[What the task requires] Copy out all of the data exactly as it appears.

(Extracted records)

════════

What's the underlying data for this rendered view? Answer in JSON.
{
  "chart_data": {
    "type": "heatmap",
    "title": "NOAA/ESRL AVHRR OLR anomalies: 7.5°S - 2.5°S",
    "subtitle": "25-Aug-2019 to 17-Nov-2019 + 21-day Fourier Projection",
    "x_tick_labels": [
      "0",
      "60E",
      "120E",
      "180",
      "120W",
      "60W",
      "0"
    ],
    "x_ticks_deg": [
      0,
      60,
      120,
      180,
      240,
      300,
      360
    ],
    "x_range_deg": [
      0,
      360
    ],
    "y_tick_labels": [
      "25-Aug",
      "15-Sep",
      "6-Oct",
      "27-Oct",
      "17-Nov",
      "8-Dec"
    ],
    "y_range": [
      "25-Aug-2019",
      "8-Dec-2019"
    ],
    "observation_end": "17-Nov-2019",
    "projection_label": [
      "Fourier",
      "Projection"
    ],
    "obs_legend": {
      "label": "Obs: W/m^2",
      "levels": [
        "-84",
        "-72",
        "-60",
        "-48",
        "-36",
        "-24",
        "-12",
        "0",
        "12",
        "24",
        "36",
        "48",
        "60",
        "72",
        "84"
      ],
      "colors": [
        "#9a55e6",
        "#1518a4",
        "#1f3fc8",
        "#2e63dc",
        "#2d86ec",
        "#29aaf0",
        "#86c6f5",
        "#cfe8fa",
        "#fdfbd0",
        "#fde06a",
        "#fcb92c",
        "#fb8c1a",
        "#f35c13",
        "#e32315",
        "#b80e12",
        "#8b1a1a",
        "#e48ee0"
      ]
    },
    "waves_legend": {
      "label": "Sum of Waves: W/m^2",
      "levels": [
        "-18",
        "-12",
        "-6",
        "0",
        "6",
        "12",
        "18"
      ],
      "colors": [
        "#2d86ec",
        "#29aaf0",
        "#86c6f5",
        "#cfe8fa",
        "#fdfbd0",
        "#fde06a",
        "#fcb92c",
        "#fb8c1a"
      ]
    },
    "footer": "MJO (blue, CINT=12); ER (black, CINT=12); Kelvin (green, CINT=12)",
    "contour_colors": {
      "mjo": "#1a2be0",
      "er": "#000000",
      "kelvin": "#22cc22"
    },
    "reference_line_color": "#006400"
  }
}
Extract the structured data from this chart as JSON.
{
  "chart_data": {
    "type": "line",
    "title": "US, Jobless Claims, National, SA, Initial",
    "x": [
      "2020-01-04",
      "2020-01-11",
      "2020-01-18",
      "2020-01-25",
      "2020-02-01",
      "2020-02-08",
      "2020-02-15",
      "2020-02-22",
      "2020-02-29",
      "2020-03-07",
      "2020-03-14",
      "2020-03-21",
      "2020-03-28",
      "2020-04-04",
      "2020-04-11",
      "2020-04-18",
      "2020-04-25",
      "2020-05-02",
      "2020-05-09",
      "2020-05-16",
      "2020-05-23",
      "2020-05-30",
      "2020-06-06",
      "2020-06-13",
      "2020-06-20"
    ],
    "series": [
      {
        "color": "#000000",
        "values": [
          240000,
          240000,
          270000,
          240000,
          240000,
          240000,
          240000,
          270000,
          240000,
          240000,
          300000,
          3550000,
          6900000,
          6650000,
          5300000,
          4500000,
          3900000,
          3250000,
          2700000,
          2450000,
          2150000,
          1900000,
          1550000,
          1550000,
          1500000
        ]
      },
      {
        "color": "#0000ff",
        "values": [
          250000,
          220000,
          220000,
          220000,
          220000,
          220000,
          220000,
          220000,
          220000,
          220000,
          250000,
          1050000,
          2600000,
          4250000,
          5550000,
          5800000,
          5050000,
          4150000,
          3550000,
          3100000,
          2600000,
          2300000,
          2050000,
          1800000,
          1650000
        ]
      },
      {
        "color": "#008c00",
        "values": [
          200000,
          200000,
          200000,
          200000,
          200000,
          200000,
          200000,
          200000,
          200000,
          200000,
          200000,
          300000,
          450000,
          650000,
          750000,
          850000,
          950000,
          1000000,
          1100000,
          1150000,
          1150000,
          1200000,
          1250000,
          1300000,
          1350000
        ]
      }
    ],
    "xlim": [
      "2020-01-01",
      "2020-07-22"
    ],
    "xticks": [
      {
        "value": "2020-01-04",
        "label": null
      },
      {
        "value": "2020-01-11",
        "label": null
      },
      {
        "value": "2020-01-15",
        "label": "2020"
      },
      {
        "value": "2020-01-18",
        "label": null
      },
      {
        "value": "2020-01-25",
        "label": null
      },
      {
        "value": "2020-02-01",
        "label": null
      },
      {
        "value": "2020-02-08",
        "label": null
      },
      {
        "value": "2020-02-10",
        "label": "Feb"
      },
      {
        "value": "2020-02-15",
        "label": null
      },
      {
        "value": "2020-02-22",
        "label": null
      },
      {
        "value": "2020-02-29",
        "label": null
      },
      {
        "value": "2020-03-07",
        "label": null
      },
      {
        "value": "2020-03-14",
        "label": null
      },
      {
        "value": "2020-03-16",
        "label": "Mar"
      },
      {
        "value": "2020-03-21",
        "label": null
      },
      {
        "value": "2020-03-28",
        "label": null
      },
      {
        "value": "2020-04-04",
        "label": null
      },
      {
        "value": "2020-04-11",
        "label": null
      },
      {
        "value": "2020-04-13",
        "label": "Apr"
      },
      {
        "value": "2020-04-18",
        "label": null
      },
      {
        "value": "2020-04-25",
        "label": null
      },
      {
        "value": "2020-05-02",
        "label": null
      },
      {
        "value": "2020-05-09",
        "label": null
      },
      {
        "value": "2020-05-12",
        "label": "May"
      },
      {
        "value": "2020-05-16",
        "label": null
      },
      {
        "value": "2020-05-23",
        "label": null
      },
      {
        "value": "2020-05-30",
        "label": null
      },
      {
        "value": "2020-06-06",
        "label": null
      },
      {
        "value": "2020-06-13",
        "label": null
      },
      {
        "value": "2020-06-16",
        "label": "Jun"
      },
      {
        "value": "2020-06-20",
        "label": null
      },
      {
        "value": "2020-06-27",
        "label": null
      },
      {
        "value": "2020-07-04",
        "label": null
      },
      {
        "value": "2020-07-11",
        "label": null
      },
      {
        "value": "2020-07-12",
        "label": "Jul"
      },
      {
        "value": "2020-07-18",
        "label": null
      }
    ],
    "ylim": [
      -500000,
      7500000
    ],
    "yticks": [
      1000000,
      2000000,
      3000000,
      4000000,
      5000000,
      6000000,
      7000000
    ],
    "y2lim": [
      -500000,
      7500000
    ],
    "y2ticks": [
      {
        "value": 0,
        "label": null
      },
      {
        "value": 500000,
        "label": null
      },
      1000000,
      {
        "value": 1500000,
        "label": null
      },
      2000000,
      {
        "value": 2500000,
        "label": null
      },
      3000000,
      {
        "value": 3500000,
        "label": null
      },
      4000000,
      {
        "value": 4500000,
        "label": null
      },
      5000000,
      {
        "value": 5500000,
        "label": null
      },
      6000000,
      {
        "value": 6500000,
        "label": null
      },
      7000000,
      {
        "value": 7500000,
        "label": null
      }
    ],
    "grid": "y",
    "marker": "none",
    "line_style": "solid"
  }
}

════════

[Task response]
What's the underlying data for this rendered view? Answer in JSON.
{
  "chart_data": {
    "type": "heatmap",
    "title": "NOAA/ESRL AVHRR OLR anomalies: 7.5°S - 2.5°S",
    "subtitle": "25-Aug-2019 to 17-Nov-2019 + 21-day Fourier Projection",
    "x_tick_labels": [
      "0",
      "60E",
      "120E",
      "180",
      "120W",
      "60W",
      "0"
    ],
    "x_ticks_deg": [
      0,
      60,
      120,
      180,
      240,
      300,
      360
    ],
    "x_range_deg": [
      0,
      360
    ],
    "y_tick_labels": [
      "25-Aug",
      "15-Sep",
      "6-Oct",
      "27-Oct",
      "17-Nov",
      "8-Dec"
    ],
    "y_range": [
      "25-Aug-2019",
      "8-Dec-2019"
    ],
    "observation_end": "17-Nov-2019",
    "projection_label": [
      "Fourier",
      "Projection"
    ],
    "obs_legend": {
      "label": "Obs: W/m^2",
      "levels": [
        "-84",
        "-72",
        "-60",
        "-48",
        "-36",
        "-24",
        "-12",
        "0",
        "12",
        "24",
        "36",
        "48",
        "60",
        "72",
        "84"
      ],
      "colors": [
        "#9a55e6",
        "#1518a4",
        "#1f3fc8",
        "#2e63dc",
        "#2d86ec",
        "#29aaf0",
        "#86c6f5",
        "#cfe8fa",
        "#fdfbd0",
        "#fde06a",
        "#fcb92c",
        "#fb8c1a",
        "#f35c13",
        "#e32315",
        "#b80e12",
        "#8b1a1a",
        "#e48ee0"
      ]
    },
    "waves_legend": {
      "label": "Sum of Waves: W/m^2",
      "levels": [
        "-18",
        "-12",
        "-6",
        "0",
        "6",
        "12",
        "18"
      ],
      "colors": [
        "#2d86ec",
        "#29aaf0",
        "#86c6f5",
        "#cfe8fa",
        "#fdfbd0",
        "#fde06a",
        "#fcb92c",
        "#fb8c1a"
      ]
    },
    "footer": "MJO (blue, CINT=12); ER (black, CINT=12); Kelvin (green, CINT=12)",
    "contour_colors": {
      "mjo": "#1a2be0",
      "er": "#000000",
      "kelvin": "#22cc22"
    },
    "reference_line_color": "#006400"
  }
}
Extract the structured data from this chart as JSON.
{
  "chart_data": {
    "type": "line",
    "title": "US, Jobless Claims, National, SA, Initial",
    "x": [
      "2020-01-04",
      "2020-01-11",
      "2020-01-18",
      "2020-01-25",
      "2020-02-01",
      "2020-02-08",
      "2020-02-15",
      "2020-02-22",
      "2020-02-29",
      "2020-03-07",
      "2020-03-14",
      "2020-03-21",
      "2020-03-28",
      "2020-04-04",
      "2020-04-11",
      "2020-04-18",
      "2020-04-25",
      "2020-05-02",
      "2020-05-09",
      "2020-05-16",
      "2020-05-23",
      "2020-05-30",
      "2020-06-06",
      "2020-06-13",
      "2020-06-20"
    ],
    "series": [
      {
        "color": "#000000",
        "values": [
          240000,
          240000,
          270000,
          240000,
          240000,
          240000,
          240000,
          270000,
          240000,
          240000,
          300000,
          3550000,
          6900000,
          6650000,
          5300000,
          4500000,
          3900000,
          3250000,
          2700000,
          2450000,
          2150000,
          1900000,
          1550000,
          1550000,
          1500000
        ]
      },
      {
        "color": "#0000ff",
        "values": [
          250000,
          220000,
          220000,
          220000,
          220000,
          220000,
          220000,
          220000,
          220000,
          220000,
          250000,
          1050000,
          2600000,
          4250000,
          5550000,
          5800000,
          5050000,
          4150000,
          3550000,
          3100000,
          2600000,
          2300000,
          2050000,
          1800000,
          1650000
        ]
      },
      {
        "color": "#008c00",
        "values": [
          200000,
          200000,
          200000,
          200000,
          200000,
          200000,
          200000,
          200000,
          200000,
          200000,
          200000,
          300000,
          450000,
          650000,
          750000,
          850000,
          950000,
          1000000,
          1100000,
          1150000,
          1150000,
          1200000,
          1250000,
          1300000,
          1350000
        ]
      }
    ],
    "xlim": [
      "2020-01-01",
      "2020-07-22"
    ],
    "xticks": [
      {
        "value": "2020-01-04",
        "label": null
      },
      {
        "value": "2020-01-11",
        "label": null
      },
      {
        "value": "2020-01-15",
        "label": "2020"
      },
      {
        "value": "2020-01-18",
        "label": null
      },
      {
        "value": "2020-01-25",
        "label": null
      },
      {
        "value": "2020-02-01",
        "label": null
      },
      {
        "value": "2020-02-08",
        "label": null
      },
      {
        "value": "2020-02-10",
        "label": "Feb"
      },
      {
        "value": "2020-02-15",
        "label": null
      },
      {
        "value": "2020-02-22",
        "label": null
      },
      {
        "value": "2020-02-29",
        "label": null
      },
      {
        "value": "2020-03-07",
        "label": null
      },
      {
        "value": "2020-03-14",
        "label": null
      },
      {
        "value": "2020-03-16",
        "label": "Mar"
      },
      {
        "value": "2020-03-21",
        "label": null
      },
      {
        "value": "2020-03-28",
        "label": null
      },
      {
        "value": "2020-04-04",
        "label": null
      },
      {
        "value": "2020-04-11",
        "label": null
      },
      {
        "value": "2020-04-13",
        "label": "Apr"
      },
      {
        "value": "2020-04-18",
        "label": null
      },
      {
        "value": "2020-04-25",
        "label": null
      },
      {
        "value": "2020-05-02",
        "label": null
      },
      {
        "value": "2020-05-09",
        "label": null
      },
      {
        "value": "2020-05-12",
        "label": "May"
      },
      {
        "value": "2020-05-16",
        "label": null
      },
      {
        "value": "2020-05-23",
        "label": null
      },
      {
        "value": "2020-05-30",
        "label": null
      },
      {
        "value": "2020-06-06",
        "label": null
      },
      {
        "value": "2020-06-13",
        "label": null
      },
      {
        "value": "2020-06-16",
        "label": "Jun"
      },
      {
        "value": "2020-06-20",
        "label": null
      },
      {
        "value": "2020-06-27",
        "label": null
      },
      {
        "value": "2020-07-04",
        "label": null
      },
      {
        "value": "2020-07-11",
        "label": null
      },
      {
        "value": "2020-07-12",
        "label": "Jul"
      },
      {
        "value": "2020-07-18",
        "label": null
      }
    ],
    "ylim": [
      -500000,
      7500000
    ],
    "yticks": [
      1000000,
      2000000,
      3000000,
      4000000,
      5000000,
      6000000,
      7000000
    ],
    "y2lim": [
      -500000,
      7500000
    ],
    "y2ticks": [
      {
        "value": 0,
        "label": null
      },
      {
        "value": 500000,
        "label": null
      },
      1000000,
      {
        "value": 1500000,
        "label": null
      },
      2000000,
      {
        "value": 2500000,
        "label": null
      },
      3000000,
      {
        "value": 3500000,
        "label": null
      },
      4000000,
      {
        "value": 4500000,
        "label": null
      },
      5000000,
      {
        "value": 5500000,
        "label": null
      },
      6000000,
      {
        "value": 6500000,
        "label": null
      },
      7000000,
      {
        "value": 7500000,
        "label": null
      }
    ],
    "grid": "y",
    "marker": "none",
    "line_style": "solid"
  }
}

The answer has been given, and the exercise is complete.